Exercise prompt: Would you extract the whole listing below and retype it exactly?

Records for the task:

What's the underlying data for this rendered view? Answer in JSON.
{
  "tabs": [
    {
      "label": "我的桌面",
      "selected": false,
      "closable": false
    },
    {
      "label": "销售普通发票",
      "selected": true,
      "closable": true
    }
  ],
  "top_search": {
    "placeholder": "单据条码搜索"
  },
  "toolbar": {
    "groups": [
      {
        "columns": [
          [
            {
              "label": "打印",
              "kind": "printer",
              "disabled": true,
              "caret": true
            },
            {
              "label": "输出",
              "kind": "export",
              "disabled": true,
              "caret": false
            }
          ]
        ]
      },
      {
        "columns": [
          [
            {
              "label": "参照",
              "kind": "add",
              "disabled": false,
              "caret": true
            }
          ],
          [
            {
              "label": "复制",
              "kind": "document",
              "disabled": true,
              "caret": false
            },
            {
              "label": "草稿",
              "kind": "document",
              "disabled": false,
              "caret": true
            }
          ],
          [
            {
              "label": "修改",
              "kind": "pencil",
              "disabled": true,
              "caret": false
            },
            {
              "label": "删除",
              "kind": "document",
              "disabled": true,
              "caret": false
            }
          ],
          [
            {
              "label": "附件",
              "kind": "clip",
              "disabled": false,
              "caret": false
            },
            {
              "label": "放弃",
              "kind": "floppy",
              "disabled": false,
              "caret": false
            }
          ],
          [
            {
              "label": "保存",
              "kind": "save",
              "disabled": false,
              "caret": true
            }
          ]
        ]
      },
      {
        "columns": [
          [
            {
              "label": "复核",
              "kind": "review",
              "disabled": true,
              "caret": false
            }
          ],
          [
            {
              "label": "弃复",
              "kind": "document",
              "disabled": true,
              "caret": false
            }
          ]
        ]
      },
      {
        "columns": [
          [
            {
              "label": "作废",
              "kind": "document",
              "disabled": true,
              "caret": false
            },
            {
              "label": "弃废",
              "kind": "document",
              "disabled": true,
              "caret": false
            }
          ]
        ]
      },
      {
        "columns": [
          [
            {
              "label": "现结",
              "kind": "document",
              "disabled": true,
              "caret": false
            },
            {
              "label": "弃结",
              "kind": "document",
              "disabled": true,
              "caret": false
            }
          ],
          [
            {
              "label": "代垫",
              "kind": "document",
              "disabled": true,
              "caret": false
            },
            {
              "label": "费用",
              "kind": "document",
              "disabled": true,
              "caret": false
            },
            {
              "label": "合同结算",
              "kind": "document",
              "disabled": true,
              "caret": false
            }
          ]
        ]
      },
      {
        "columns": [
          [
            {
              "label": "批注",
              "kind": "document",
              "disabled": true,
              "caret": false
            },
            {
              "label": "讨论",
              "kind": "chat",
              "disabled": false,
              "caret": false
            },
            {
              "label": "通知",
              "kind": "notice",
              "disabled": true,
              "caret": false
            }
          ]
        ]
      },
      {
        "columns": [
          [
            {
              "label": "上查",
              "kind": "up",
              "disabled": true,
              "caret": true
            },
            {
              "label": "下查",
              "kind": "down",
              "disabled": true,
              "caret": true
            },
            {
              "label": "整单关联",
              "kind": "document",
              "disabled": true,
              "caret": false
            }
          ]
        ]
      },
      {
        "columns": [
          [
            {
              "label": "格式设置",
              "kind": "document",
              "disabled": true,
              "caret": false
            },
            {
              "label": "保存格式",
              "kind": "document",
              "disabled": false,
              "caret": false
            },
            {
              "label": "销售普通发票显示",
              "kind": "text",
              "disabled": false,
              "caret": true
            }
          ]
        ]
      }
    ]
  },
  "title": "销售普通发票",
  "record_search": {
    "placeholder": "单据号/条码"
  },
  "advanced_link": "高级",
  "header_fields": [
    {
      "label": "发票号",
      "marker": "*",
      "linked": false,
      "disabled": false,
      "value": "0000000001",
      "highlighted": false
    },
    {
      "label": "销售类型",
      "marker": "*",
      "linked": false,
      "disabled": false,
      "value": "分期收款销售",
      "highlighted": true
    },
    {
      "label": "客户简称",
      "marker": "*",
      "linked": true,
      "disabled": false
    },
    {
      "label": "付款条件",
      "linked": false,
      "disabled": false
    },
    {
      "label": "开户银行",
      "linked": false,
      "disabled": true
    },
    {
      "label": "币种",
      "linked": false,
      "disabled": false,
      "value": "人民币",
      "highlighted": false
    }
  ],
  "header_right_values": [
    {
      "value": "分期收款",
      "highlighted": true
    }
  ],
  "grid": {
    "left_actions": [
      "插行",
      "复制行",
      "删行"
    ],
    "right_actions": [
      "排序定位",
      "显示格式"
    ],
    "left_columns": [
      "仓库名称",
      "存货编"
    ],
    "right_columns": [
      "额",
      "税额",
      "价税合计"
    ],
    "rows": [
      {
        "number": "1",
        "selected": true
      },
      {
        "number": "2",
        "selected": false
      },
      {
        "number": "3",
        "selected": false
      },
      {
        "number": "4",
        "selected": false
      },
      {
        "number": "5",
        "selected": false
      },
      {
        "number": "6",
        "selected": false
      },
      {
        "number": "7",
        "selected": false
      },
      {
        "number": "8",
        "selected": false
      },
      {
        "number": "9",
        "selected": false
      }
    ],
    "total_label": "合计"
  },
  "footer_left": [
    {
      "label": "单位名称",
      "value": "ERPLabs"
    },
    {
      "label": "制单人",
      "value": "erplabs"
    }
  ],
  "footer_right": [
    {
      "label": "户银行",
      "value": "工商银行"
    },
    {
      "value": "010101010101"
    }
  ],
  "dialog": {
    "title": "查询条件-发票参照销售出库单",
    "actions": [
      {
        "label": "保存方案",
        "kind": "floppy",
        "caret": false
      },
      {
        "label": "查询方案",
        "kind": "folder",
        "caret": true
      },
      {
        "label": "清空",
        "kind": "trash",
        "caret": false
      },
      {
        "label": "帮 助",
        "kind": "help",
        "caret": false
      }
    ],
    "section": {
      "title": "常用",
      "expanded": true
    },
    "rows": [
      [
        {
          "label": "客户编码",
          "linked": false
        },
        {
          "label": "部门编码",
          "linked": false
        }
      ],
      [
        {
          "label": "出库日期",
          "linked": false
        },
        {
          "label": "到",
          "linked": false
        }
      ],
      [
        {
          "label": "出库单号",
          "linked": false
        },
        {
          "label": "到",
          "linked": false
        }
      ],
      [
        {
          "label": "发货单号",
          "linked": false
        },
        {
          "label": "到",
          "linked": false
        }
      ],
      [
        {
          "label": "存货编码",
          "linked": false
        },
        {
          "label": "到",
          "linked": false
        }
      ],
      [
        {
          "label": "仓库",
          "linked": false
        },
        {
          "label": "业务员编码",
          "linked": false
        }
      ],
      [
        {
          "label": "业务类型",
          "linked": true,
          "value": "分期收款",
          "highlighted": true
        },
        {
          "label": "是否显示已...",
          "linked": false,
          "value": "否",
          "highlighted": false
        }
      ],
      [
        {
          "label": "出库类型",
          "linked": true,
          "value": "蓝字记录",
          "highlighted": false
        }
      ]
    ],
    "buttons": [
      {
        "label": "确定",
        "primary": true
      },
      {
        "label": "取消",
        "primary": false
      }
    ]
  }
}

Task answer:
What's the underlying data for this rendered view? Answer in JSON.
{
  "tabs": [
    {
      "label": "我的桌面",
      "selected": false,
      "closable": false
    },
    {
      "label": "销售普通发票",
      "selected": true,
      "closable": true
    }
  ],
  "top_search": {
    "placeholder": "单据条码搜索"
  },
  "toolbar": {
    "groups": [
      {
        "columns": [
          [
            {
              "label": "打印",
              "kind": "printer",
              "disabled": true,
              "caret": true
            },
            {
              "label": "输出",
              "kind": "export",
              "disabled": true,
              "caret": false
            }
          ]
        ]
      },
      {
        "columns": [
          [
            {
              "label": "参照",
              "kind": "add",
              "disabled": false,
              "caret": true
            }
          ],
          [
            {
              "label": "复制",
              "kind": "document",
              "disabled": true,
              "caret": false
            },
            {
              "label": "草稿",
              "kind": "document",
              "disabled": false,
              "caret": true
            }
          ],
          [
            {
              "label": "修改",
              "kind": "pencil",
              "disabled": true,
              "caret": false
            },
            {
              "label": "删除",
              "kind": "document",
              "disabled": true,
              "caret": false
            }
          ],
          [
            {
              "label": "附件",
              "kind": "clip",
              "disabled": false,
              "caret": false
            },
            {
              "label": "放弃",
              "kind": "floppy",
              "disabled": false,
              "caret": false
            }
          ],
          [
            {
              "label": "保存",
              "kind": "save",
              "disabled": false,
              "caret": true
            }
          ]
        ]
      },
      {
        "columns": [
          [
            {
              "label": "复核",
              "kind": "review",
              "disabled": true,
              "caret": false
            }
          ],
          [
            {
              "label": "弃复",
              "kind": "document",
              "disabled": true,
              "caret": false
            }
          ]
        ]
      },
      {
        "columns": [
          [
            {
              "label": "作废",
              "kind": "document",
              "disabled": true,
              "caret": false
            },
            {
              "label": "弃废",
              "kind": "document",
              "disabled": true,
              "caret": false
            }
          ]
        ]
      },
      {
        "columns": [
          [
            {
              "label": "现结",
              "kind": "document",
              "disabled": true,
              "caret": false
            },
            {
              "label": "弃结",
              "kind": "document",
              "disabled": true,
              "caret": false
            }
          ],
          [
            {
              "label": "代垫",
              "kind": "document",
              "disabled": true,
              "caret": false
            },
            {
              "label": "费用",
              "kind": "document",
              "disabled": true,
              "caret": false
            },
            {
              "label": "合同结算",
              "kind": "document",
              "disabled": true,
              "caret": false
            }
          ]
        ]
      },
      {
        "columns": [
          [
            {
              "label": "批注",
              "kind": "document",
              "disabled": true,
              "caret": false
            },
            {
              "label": "讨论",
              "kind": "chat",
              "disabled": false,
              "caret": false
            },
            {
              "label": "通知",
              "kind": "notice",
              "disabled": true,
              "caret": false
            }
          ]
        ]
      },
      {
        "columns": [
          [
            {
              "label": "上查",
              "kind": "up",
              "disabled": true,
              "caret": true
            },
            {
              "label": "下查",
              "kind": "down",
              "disabled": true,
              "caret": true
            },
            {
              "label": "整单关联",
              "kind": "document",
              "disabled": true,
              "caret": false
            }
          ]
        ]
      },
      {
        "columns": [
          [
            {
              "label": "格式设置",
              "kind": "document",
              "disabled": true,
              "caret": false
            },
            {
              "label": "保存格式",
              "kind": "document",
              "disabled": false,
              "caret": false
            },
            {
              "label": "销售普通发票显示",
              "kind": "text",
              "disabled": false,
              "caret": true
            }
          ]
        ]
      }
    ]
  },
  "title": "销售普通发票",
  "record_search": {
    "placeholder": "单据号/条码"
  },
  "advanced_link": "高级",
  "header_fields": [
    {
      "label": "发票号",
      "marker": "*",
      "linked": false,
      "disabled": false,
      "value": "0000000001",
      "highlighted": false
    },
    {
      "label": "销售类型",
      "marker": "*",
      "linked": false,
      "disabled": false,
      "value": "分期收款销售",
      "highlighted": true
    },
    {
      "label": "客户简称",
      "marker": "*",
      "linked": true,
      "disabled": false
    },
    {
      "label": "付款条件",
      "linked": false,
      "disabled": false
    },
    {
      "label": "开户银行",
      "linked": false,
      "disabled": true
    },
    {
      "label": "币种",
      "linked": false,
      "disabled": false,
      "value": "人民币",
      "highlighted": false
    }
  ],
  "header_right_values": [
    {
      "value": "分期收款",
      "highlighted": true
    }
  ],
  "grid": {
    "left_actions": [
      "插行",
      "复制行",
      "删行"
    ],
    "right_actions": [
      "排序定位",
      "显示格式"
    ],
    "left_columns": [
      "仓库名称",
      "存货编"
    ],
    "right_columns": [
      "额",
      "税额",
      "价税合计"
    ],
    "rows": [
      {
        "number": "1",
        "selected": true
      },
      {
        "number": "2",
        "selected": false
      },
      {
        "number": "3",
        "selected": false
      },
      {
        "number": "4",
        "selected": false
      },
      {
        "number": "5",
        "selected": false
      },
      {
        "number": "6",
        "selected": false
      },
      {
        "number": "7",
        "selected": false
      },
      {
        "number": "8",
        "selected": false
      },
      {
        "number": "9",
        "selected": false
      }
    ],
    "total_label": "合计"
  },
  "footer_left": [
    {
      "label": "单位名称",
      "value": "ERPLabs"
    },
    {
      "label": "制单人",
      "value": "erplabs"
    }
  ],
  "footer_right": [
    {
      "label": "户银行",
      "value": "工商银行"
    },
    {
      "value": "010101010101"
    }
  ],
  "dialog": {
    "title": "查询条件-发票参照销售出库单",
    "actions": [
      {
        "label": "保存方案",
        "kind": "floppy",
        "caret": false
      },
      {
        "label": "查询方案",
        "kind": "folder",
        "caret": true
      },
      {
        "label": "清空",
        "kind": "trash",
        "caret": false
      },
      {
        "label": "帮 助",
        "kind": "help",
        "caret": false
      }
    ],
    "section": {
      "title": "常用",
      "expanded": true
    },
    "rows": [
      [
        {
          "label": "客户编码",
          "linked": false
        },
        {
          "label": "部门编码",
          "linked": false
        }
      ],
      [
        {
          "label": "出库日期",
          "linked": false
        },
        {
          "label": "到",
          "linked": false
        }
      ],
      [
        {
          "label": "出库单号",
          "linked": false
        },
        {
          "label": "到",
          "linked": false
        }
      ],
      [
        {
          "label": "发货单号",
          "linked": false
        },
        {
          "label": "到",
          "linked": false
        }
      ],
      [
        {
          "label": "存货编码",
          "linked": false
        },
        {
          "label": "到",
          "linked": false
        }
      ],
      [
        {
          "label": "仓库",
          "linked": false
        },
        {
          "label": "业务员编码",
          "linked": false
        }
      ],
      [
        {
          "label": "业务类型",
          "linked": true,
          "value": "分期收款",
          "highlighted": true
        },
        {
          "label": "是否显示已...",
          "linked": false,
          "value": "否",
          "highlighted": false
        }
      ],
      [
        {
          "label": "出库类型",
          "linked": true,
          "value": "蓝字记录",
          "highlighted": false
        }
      ]
    ],
    "buttons": [
      {
        "label": "确定",
        "primary": true
      },
      {
        "label": "取消",
        "primary": false
      }
    ]
  }
}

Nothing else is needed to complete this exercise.